··· Given information

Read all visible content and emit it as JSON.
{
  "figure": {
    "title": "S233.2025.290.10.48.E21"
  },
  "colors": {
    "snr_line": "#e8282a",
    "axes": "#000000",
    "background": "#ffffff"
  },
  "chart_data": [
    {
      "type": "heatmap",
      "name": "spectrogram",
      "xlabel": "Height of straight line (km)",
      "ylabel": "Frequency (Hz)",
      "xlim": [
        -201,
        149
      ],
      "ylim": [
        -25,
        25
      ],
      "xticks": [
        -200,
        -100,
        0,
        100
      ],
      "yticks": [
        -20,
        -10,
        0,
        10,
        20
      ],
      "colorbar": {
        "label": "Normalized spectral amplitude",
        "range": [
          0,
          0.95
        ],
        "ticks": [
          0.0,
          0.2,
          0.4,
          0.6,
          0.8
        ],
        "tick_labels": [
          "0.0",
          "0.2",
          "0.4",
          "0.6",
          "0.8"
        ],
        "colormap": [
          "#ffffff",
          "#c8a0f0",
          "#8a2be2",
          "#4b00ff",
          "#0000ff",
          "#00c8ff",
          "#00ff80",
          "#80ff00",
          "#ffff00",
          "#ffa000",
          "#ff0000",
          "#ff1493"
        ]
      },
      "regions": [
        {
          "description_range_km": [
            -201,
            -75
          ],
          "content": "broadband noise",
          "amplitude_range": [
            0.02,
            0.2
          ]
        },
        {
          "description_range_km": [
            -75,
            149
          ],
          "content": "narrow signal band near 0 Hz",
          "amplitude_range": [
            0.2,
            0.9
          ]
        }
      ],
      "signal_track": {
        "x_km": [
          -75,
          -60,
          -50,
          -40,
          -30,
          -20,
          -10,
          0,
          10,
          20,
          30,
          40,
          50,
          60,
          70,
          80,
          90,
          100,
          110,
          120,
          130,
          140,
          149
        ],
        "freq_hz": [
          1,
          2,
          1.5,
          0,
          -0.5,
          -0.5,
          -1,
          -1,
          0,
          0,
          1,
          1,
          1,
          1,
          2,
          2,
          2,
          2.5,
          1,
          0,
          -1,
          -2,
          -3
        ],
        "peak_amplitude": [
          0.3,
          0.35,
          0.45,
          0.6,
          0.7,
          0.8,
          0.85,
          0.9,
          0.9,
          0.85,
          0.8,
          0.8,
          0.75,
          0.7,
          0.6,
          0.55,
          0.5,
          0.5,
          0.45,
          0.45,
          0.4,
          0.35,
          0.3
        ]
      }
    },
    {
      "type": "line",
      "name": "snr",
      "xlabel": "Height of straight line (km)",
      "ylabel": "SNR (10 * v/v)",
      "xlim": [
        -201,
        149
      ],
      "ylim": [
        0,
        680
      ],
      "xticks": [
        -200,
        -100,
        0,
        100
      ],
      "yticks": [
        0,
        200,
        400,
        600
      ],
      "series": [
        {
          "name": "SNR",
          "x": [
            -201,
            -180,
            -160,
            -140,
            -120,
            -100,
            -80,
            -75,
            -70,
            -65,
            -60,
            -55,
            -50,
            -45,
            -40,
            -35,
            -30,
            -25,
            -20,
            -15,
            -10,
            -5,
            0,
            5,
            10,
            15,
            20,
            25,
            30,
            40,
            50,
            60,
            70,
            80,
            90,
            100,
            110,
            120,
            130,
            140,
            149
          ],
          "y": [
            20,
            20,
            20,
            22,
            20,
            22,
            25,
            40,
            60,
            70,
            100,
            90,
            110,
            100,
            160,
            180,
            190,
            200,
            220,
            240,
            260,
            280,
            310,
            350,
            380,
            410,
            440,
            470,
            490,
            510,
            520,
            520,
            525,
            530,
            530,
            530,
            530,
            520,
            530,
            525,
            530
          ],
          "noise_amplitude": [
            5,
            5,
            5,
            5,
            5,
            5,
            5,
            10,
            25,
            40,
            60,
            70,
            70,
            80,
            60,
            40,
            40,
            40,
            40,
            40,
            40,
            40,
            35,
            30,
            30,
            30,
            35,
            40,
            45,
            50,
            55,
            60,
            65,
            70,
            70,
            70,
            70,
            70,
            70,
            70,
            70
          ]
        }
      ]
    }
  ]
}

······
··· Given information

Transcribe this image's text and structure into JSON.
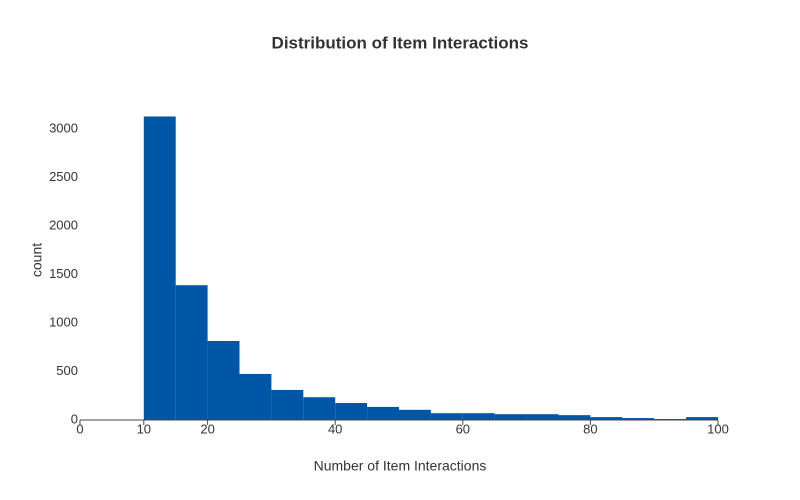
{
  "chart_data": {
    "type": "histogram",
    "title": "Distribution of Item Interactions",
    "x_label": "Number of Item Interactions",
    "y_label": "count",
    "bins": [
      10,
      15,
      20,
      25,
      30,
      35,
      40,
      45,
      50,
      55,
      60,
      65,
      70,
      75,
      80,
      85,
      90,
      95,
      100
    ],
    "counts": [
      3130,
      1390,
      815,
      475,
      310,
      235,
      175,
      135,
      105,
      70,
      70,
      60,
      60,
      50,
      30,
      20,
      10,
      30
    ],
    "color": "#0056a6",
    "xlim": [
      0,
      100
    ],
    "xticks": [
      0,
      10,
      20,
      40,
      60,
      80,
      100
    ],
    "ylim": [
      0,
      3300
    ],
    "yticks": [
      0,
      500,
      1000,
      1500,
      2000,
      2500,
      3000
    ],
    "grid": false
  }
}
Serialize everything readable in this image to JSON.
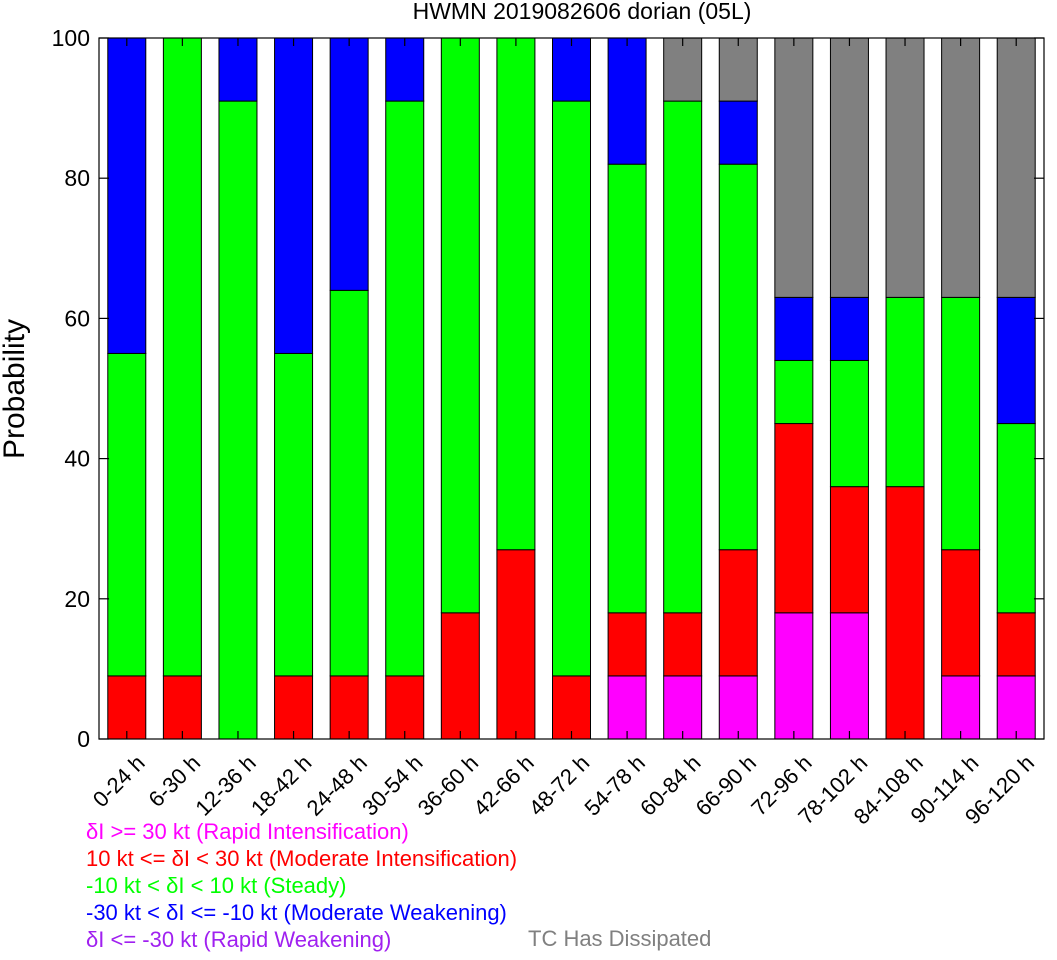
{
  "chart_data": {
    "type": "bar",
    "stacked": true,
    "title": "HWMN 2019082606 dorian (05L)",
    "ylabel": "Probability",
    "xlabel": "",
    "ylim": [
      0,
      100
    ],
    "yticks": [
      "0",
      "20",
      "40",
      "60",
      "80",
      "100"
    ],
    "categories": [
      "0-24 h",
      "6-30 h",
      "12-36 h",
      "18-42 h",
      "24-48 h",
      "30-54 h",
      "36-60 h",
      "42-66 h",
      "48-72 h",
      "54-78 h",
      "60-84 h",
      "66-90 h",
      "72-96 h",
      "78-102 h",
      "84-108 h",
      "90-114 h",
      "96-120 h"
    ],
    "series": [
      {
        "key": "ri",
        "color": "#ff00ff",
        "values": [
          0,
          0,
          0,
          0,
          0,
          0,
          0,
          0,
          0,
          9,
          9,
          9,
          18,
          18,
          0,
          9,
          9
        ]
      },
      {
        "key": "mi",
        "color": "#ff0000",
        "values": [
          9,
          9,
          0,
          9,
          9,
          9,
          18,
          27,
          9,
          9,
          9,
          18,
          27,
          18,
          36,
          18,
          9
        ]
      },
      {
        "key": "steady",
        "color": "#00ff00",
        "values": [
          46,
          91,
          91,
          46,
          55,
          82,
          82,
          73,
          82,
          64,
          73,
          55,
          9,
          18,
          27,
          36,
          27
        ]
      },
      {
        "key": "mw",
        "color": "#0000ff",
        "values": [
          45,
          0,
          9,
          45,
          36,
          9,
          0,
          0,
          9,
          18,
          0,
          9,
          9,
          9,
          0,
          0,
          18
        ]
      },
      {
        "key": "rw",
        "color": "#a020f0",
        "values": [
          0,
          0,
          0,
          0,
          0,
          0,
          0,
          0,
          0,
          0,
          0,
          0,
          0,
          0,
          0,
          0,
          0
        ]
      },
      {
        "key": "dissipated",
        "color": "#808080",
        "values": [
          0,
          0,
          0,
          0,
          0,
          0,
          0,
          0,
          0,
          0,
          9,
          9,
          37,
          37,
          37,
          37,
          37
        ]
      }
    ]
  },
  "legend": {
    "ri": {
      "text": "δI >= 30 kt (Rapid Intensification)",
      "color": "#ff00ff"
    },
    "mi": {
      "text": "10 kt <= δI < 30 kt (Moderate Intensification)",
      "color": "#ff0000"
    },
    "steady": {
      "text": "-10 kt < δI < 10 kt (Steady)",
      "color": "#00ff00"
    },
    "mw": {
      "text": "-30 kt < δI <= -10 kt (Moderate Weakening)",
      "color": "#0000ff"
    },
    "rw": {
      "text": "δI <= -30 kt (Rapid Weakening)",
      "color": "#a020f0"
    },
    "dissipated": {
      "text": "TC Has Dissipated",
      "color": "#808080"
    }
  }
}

······

Given task: Gather every line from the listing above in which the word "type" appears.

Written response:
      "type": "heatmap",
      "type": "line",
    "type": "histogram",
    "type": "bar",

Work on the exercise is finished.